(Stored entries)
•••

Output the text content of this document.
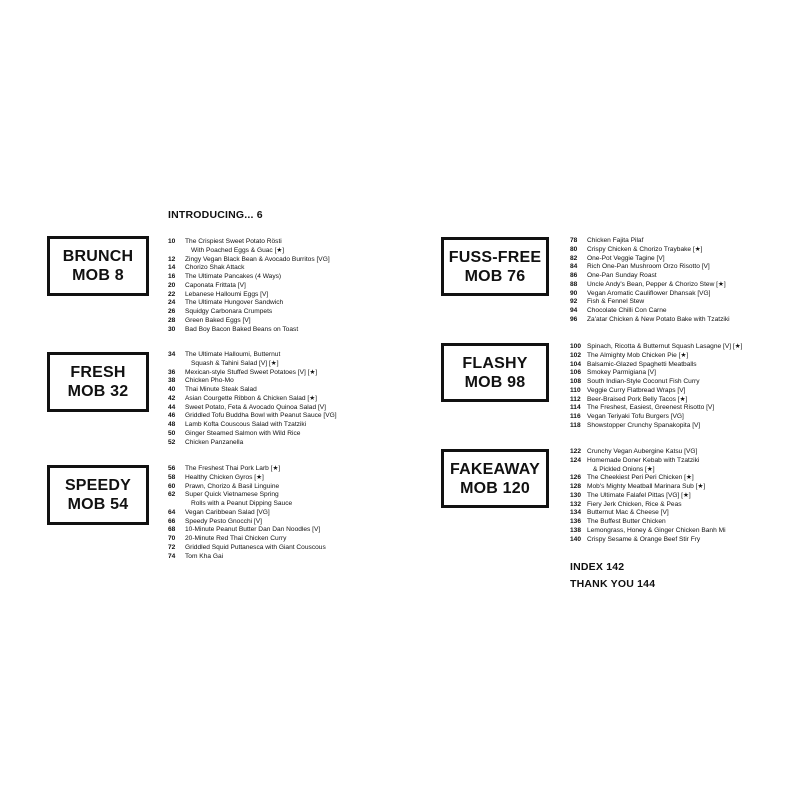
INTRODUCING... 6
BRUNCH
MOB 8
10	The Crispiest Sweet Potato Rösti
With Poached Eggs & Guac [★]
12	Zingy Vegan Black Bean & Avocado Burritos [VG]
14	Chorizo Shak Attack
16	The Ultimate Pancakes (4 Ways)
20	Caponata Frittata [V]
22	Lebanese Halloumi Eggs [V]
24	The Ultimate Hungover Sandwich
26	Squidgy Carbonara Crumpets
28	Green Baked Eggs [V]
30	Bad Boy Bacon Baked Beans on Toast
FRESH
MOB 32
34	The Ultimate Halloumi, Butternut
Squash & Tahini Salad [V] [★]
36	Mexican-style Stuffed Sweet Potatoes [V] [★]
38	Chicken Pho-Mo
40	Thai Minute Steak Salad
42	Asian Courgette Ribbon & Chicken Salad [★]
44	Sweet Potato, Feta & Avocado Quinoa Salad [V]
46	Griddled Tofu Buddha Bowl with Peanut Sauce [VG]
48	Lamb Kofta Couscous Salad with Tzatziki
50	Ginger Steamed Salmon with Wild Rice
52	Chicken Panzanella
SPEEDY
MOB 54
56	The Freshest Thai Pork Larb [★]
58	Healthy Chicken Gyros [★]
60	Prawn, Chorizo & Basil Linguine
62	Super Quick Vietnamese Spring
Rolls with a Peanut Dipping Sauce
64	Vegan Caribbean Salad [VG]
66	Speedy Pesto Gnocchi [V]
68	10-Minute Peanut Butter Dan Dan Noodles [V]
70	20-Minute Red Thai Chicken Curry
72	Griddled Squid Puttanesca with Giant Couscous
74	Tom Kha Gai
FUSS-FREE
MOB 76
78	Chicken Fajita Pilaf
80	Crispy Chicken & Chorizo Traybake [★]
82	One-Pot Veggie Tagine [V]
84	Rich One-Pan Mushroom Orzo Risotto [V]
86	One-Pan Sunday Roast
88	Uncle Andy's Bean, Pepper & Chorizo Stew [★]
90	Vegan Aromatic Cauliflower Dhansak [VG]
92	Fish & Fennel Stew
94	Chocolate Chilli Con Carne
96	Za'atar Chicken & New Potato Bake with Tzatziki
FLASHY
MOB 98
100 Spinach, Ricotta & Butternut Squash Lasagne [V] [★]
102 The Almighty Mob Chicken Pie [★]
104 Balsamic-Glazed Spaghetti Meatballs
106 Smokey Parmigiana [V]
108 South Indian-Style Coconut Fish Curry
110 Veggie Curry Flatbread Wraps [V]
112 Beer-Braised Pork Belly Tacos [★]
114 The Freshest, Easiest, Greenest Risotto [V]
116 Vegan Teriyaki Tofu Burgers [VG]
118 Showstopper Crunchy Spanakopita [V]
FAKEAWAY
MOB 120
122 Crunchy Vegan Aubergine Katsu [VG]
124 Homemade Doner Kebab with Tzatziki
& Pickled Onions [★]
126 The Cheekiest Peri Peri Chicken [★]
128 Mob's Mighty Meatball Marinara Sub [★]
130 The Ultimate Falafel Pittas [VG] [★]
132 Fiery Jerk Chicken, Rice & Peas
134 Butternut Mac & Cheese [V]
136 The Buffest Butter Chicken
138 Lemongrass, Honey & Ginger Chicken Banh Mi
140 Crispy Sesame & Orange Beef Stir Fry
INDEX 142
THANK YOU 144
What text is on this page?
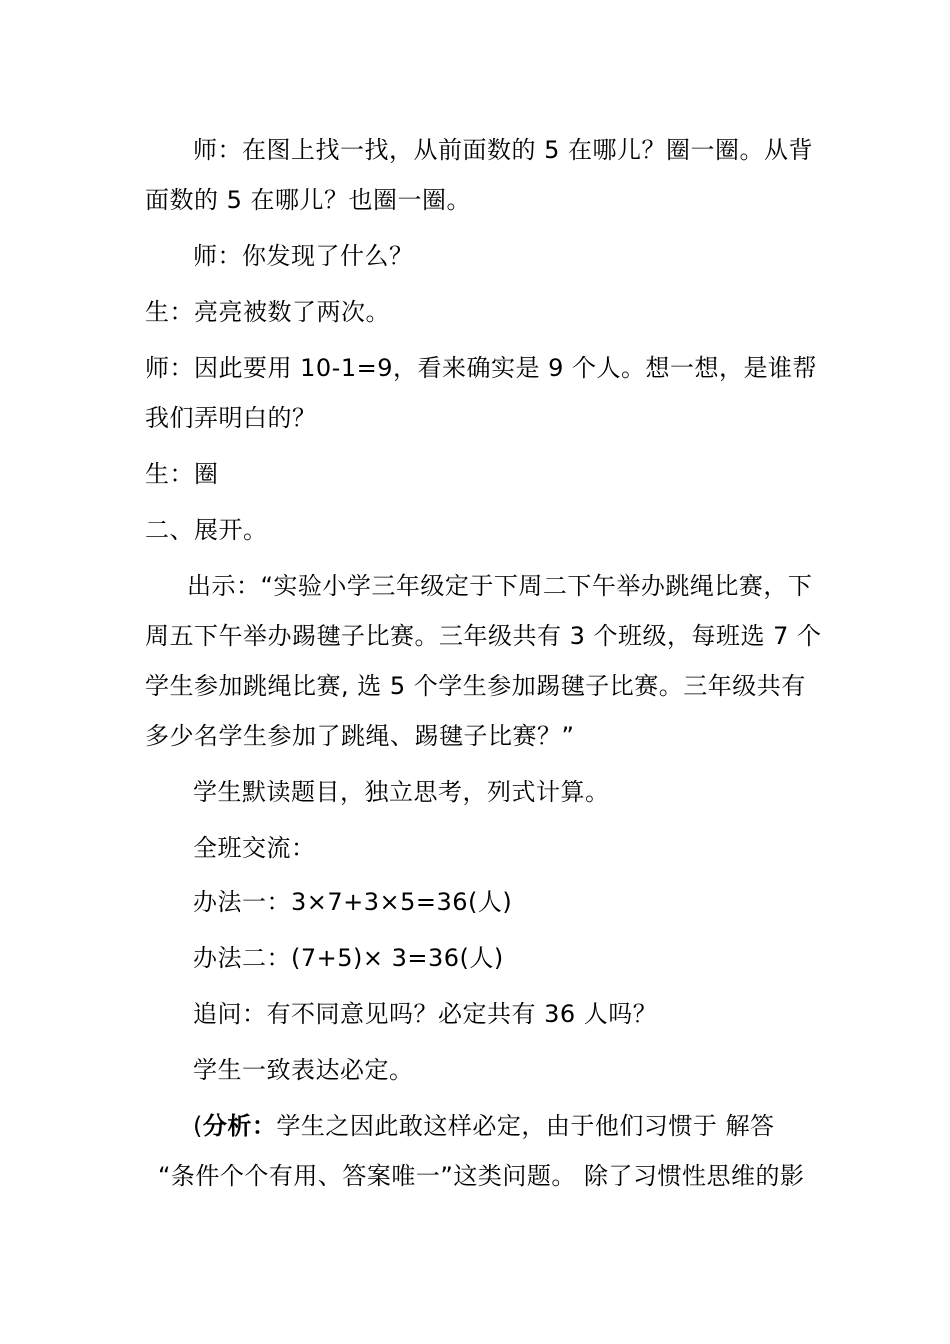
师：在图上找一找，从前面数的 5 在哪儿？圈一圈。从背
面数的 5 在哪儿？也圈一圈。
师：你发现了什么？
生：亮亮被数了两次。
师：因此要用 10-1=9，看来确实是 9 个人。想一想，是谁帮
我们弄明白的？
生：圈
二、展开。
出示：“实验小学三年级定于下周二下午举办跳绳比赛，下
周五下午举办踢毽子比赛。三年级共有 3 个班级，每班选 7 个
学生参加跳绳比赛, 选 5 个学生参加踢毽子比赛。三年级共有
多少名学生参加了跳绳、踢毽子比赛？”
学生默读题目，独立思考，列式计算。
全班交流：
办法一：3×7+3×5=36(人)
办法二：(7+5)× 3=36(人)
追问：有不同意见吗？必定共有 36 人吗？
学生一致表达必定。
(分析：学生之因此敢这样必定，由于他们习惯于 解答
“条件个个有用、答案唯一”这类问题。 除了习惯性思维的影
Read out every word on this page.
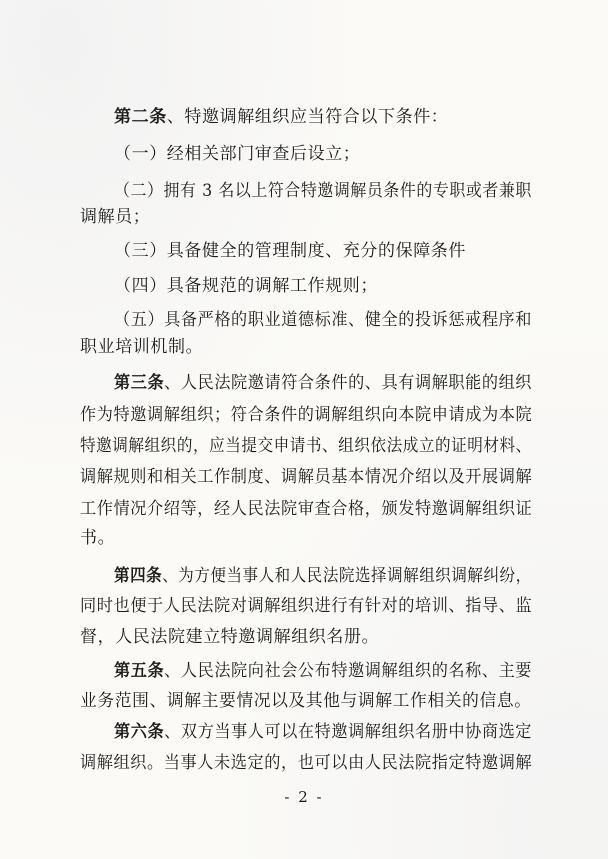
第二条、特邀调解组织应当符合以下条件：
（一）经相关部门审查后设立；
（二）拥有 3 名以上符合特邀调解员条件的专职或者兼职
调解员；
（三）具备健全的管理制度、充分的保障条件
（四）具备规范的调解工作规则；
（五）具备严格的职业道德标准、健全的投诉惩戒程序和
职业培训机制。
第三条、人民法院邀请符合条件的、具有调解职能的组织
作为特邀调解组织；符合条件的调解组织向本院申请成为本院
特邀调解组织的，应当提交申请书、组织依法成立的证明材料、
调解规则和相关工作制度、调解员基本情况介绍以及开展调解
工作情况介绍等，经人民法院审查合格，颁发特邀调解组织证
书。
第四条、为方便当事人和人民法院选择调解组织调解纠纷，
同时也便于人民法院对调解组织进行有针对的培训、指导、监
督，人民法院建立特邀调解组织名册。
第五条、人民法院向社会公布特邀调解组织的名称、主要
业务范围、调解主要情况以及其他与调解工作相关的信息。
第六条、双方当事人可以在特邀调解组织名册中协商选定
调解组织。当事人未选定的，也可以由人民法院指定特邀调解
- 2 -
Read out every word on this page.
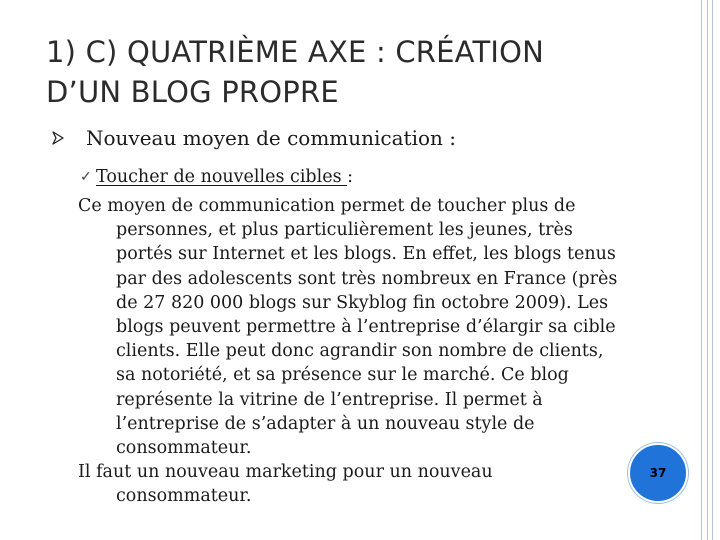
1) C) QUATRIÈME AXE : CRÉATION
D’UN BLOG PROPRE
Nouveau moyen de communication :
✓ Toucher de nouvelles cibles :

Ce moyen de communication permet de toucher plus de personnes, et plus particulièrement les jeunes, très portés sur Internet et les blogs. En effet, les blogs tenus par des adolescents sont très nombreux en France (près de 27 820 000 blogs sur Skyblog fin octobre 2009). Les blogs peuvent permettre à l’entreprise d’élargir sa cible clients. Elle peut donc agrandir son nombre de clients, sa notoriété, et sa présence sur le marché. Ce blog représente la vitrine de l’entreprise. Il permet à l’entreprise de s’adapter à un nouveau style de consommateur.

Il faut un nouveau marketing pour un nouveau consommateur.

37
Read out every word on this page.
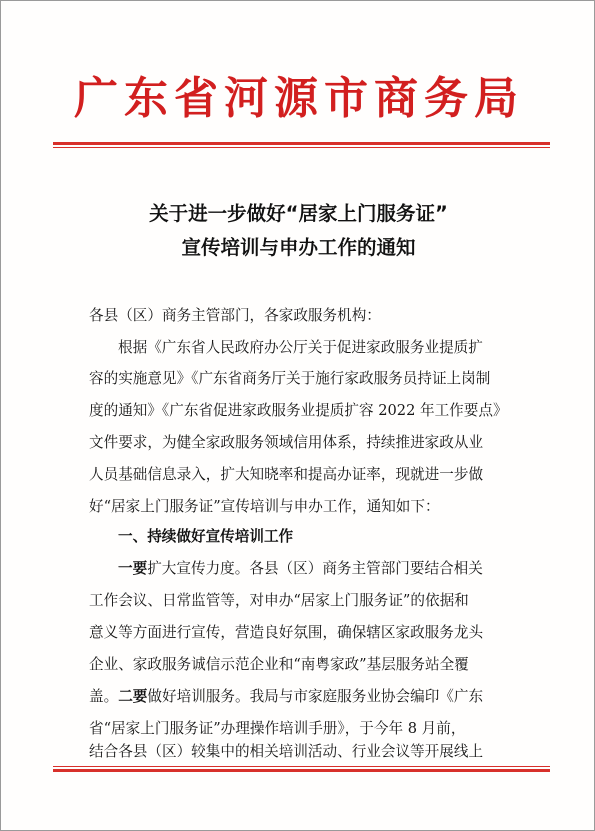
广东省河源市商务局
关于进一步做好“居家上门服务证”
宣传培训与申办工作的通知
各县（区）商务主管部门，各家政服务机构：
根据《广东省人民政府办公厅关于促进家政服务业提质扩
容的实施意见》《广东省商务厅关于施行家政服务员持证上岗制
度的通知》《广东省促进家政服务业提质扩容 2022 年工作要点》
文件要求，为健全家政服务领域信用体系，持续推进家政从业
人员基础信息录入，扩大知晓率和提高办证率，现就进一步做
好“居家上门服务证”宣传培训与申办工作，通知如下：
一、持续做好宣传培训工作
一要扩大宣传力度。各县（区）商务主管部门要结合相关
工作会议、日常监管等，对申办“居家上门服务证”的依据和
意义等方面进行宣传，营造良好氛围，确保辖区家政服务龙头
企业、家政服务诚信示范企业和“南粤家政”基层服务站全覆
盖。二要做好培训服务。我局与市家庭服务业协会编印《广东
省“居家上门服务证”办理操作培训手册》，于今年 8 月前，
结合各县（区）较集中的相关培训活动、行业会议等开展线上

•••

● **Set task**:
Show every line of the listing in which the string "Curry" can be found.

● **Final result**:
70	20-Minute Red Thai Chicken Curry
108 South Indian-Style Coconut Fish Curry
110 Veggie Curry Flatbread Wraps [V]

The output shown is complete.